• _Stated task_
Below is a block of records; repeat each one exactly.

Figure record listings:
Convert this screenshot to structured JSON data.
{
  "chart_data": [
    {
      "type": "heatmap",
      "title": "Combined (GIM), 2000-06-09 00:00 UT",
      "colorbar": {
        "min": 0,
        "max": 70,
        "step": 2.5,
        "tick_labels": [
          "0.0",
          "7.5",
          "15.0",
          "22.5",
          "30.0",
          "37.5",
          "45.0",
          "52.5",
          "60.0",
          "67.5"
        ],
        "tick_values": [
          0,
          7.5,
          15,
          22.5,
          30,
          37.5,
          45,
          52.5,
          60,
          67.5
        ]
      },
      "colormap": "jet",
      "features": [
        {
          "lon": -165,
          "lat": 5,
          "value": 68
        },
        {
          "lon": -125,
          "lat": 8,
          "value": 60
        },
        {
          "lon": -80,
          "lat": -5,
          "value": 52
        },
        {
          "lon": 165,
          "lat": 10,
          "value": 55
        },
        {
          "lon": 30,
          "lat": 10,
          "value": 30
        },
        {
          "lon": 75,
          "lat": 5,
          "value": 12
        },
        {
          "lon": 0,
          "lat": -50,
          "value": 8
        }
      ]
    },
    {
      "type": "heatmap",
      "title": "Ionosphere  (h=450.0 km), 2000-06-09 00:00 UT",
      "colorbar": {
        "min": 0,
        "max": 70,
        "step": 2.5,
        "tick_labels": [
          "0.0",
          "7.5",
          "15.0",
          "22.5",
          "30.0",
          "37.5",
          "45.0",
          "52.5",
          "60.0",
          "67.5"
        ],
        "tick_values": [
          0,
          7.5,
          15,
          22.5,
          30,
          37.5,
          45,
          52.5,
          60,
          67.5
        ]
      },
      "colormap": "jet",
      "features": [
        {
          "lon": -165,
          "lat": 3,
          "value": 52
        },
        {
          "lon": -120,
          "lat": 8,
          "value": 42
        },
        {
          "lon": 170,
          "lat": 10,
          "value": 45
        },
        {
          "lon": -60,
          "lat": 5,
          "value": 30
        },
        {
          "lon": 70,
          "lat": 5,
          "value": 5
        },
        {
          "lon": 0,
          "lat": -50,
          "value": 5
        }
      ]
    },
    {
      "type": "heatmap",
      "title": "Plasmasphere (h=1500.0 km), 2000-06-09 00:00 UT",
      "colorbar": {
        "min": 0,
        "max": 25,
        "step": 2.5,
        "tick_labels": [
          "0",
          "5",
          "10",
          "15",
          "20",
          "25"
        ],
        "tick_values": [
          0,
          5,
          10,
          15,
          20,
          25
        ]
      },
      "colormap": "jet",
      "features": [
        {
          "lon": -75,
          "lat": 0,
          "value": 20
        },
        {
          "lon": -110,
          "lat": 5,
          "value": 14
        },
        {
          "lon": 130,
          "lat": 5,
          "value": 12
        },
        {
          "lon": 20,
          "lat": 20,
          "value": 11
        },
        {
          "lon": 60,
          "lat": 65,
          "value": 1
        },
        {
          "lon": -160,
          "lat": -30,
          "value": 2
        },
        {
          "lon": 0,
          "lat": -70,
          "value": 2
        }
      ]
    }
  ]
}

• _Task answer_
Convert this screenshot to structured JSON data.
{
  "chart_data": [
    {
      "type": "heatmap",
      "title": "Combined (GIM), 2000-06-09 00:00 UT",
      "colorbar": {
        "min": 0,
        "max": 70,
        "step": 2.5,
        "tick_labels": [
          "0.0",
          "7.5",
          "15.0",
          "22.5",
          "30.0",
          "37.5",
          "45.0",
          "52.5",
          "60.0",
          "67.5"
        ],
        "tick_values": [
          0,
          7.5,
          15,
          22.5,
          30,
          37.5,
          45,
          52.5,
          60,
          67.5
        ]
      },
      "colormap": "jet",
      "features": [
        {
          "lon": -165,
          "lat": 5,
          "value": 68
        },
        {
          "lon": -125,
          "lat": 8,
          "value": 60
        },
        {
          "lon": -80,
          "lat": -5,
          "value": 52
        },
        {
          "lon": 165,
          "lat": 10,
          "value": 55
        },
        {
          "lon": 30,
          "lat": 10,
          "value": 30
        },
        {
          "lon": 75,
          "lat": 5,
          "value": 12
        },
        {
          "lon": 0,
          "lat": -50,
          "value": 8
        }
      ]
    },
    {
      "type": "heatmap",
      "title": "Ionosphere  (h=450.0 km), 2000-06-09 00:00 UT",
      "colorbar": {
        "min": 0,
        "max": 70,
        "step": 2.5,
        "tick_labels": [
          "0.0",
          "7.5",
          "15.0",
          "22.5",
          "30.0",
          "37.5",
          "45.0",
          "52.5",
          "60.0",
          "67.5"
        ],
        "tick_values": [
          0,
          7.5,
          15,
          22.5,
          30,
          37.5,
          45,
          52.5,
          60,
          67.5
        ]
      },
      "colormap": "jet",
      "features": [
        {
          "lon": -165,
          "lat": 3,
          "value": 52
        },
        {
          "lon": -120,
          "lat": 8,
          "value": 42
        },
        {
          "lon": 170,
          "lat": 10,
          "value": 45
        },
        {
          "lon": -60,
          "lat": 5,
          "value": 30
        },
        {
          "lon": 70,
          "lat": 5,
          "value": 5
        },
        {
          "lon": 0,
          "lat": -50,
          "value": 5
        }
      ]
    },
    {
      "type": "heatmap",
      "title": "Plasmasphere (h=1500.0 km), 2000-06-09 00:00 UT",
      "colorbar": {
        "min": 0,
        "max": 25,
        "step": 2.5,
        "tick_labels": [
          "0",
          "5",
          "10",
          "15",
          "20",
          "25"
        ],
        "tick_values": [
          0,
          5,
          10,
          15,
          20,
          25
        ]
      },
      "colormap": "jet",
      "features": [
        {
          "lon": -75,
          "lat": 0,
          "value": 20
        },
        {
          "lon": -110,
          "lat": 5,
          "value": 14
        },
        {
          "lon": 130,
          "lat": 5,
          "value": 12
        },
        {
          "lon": 20,
          "lat": 20,
          "value": 11
        },
        {
          "lon": 60,
          "lat": 65,
          "value": 1
        },
        {
          "lon": -160,
          "lat": -30,
          "value": 2
        },
        {
          "lon": 0,
          "lat": -70,
          "value": 2
        }
      ]
    }
  ]
}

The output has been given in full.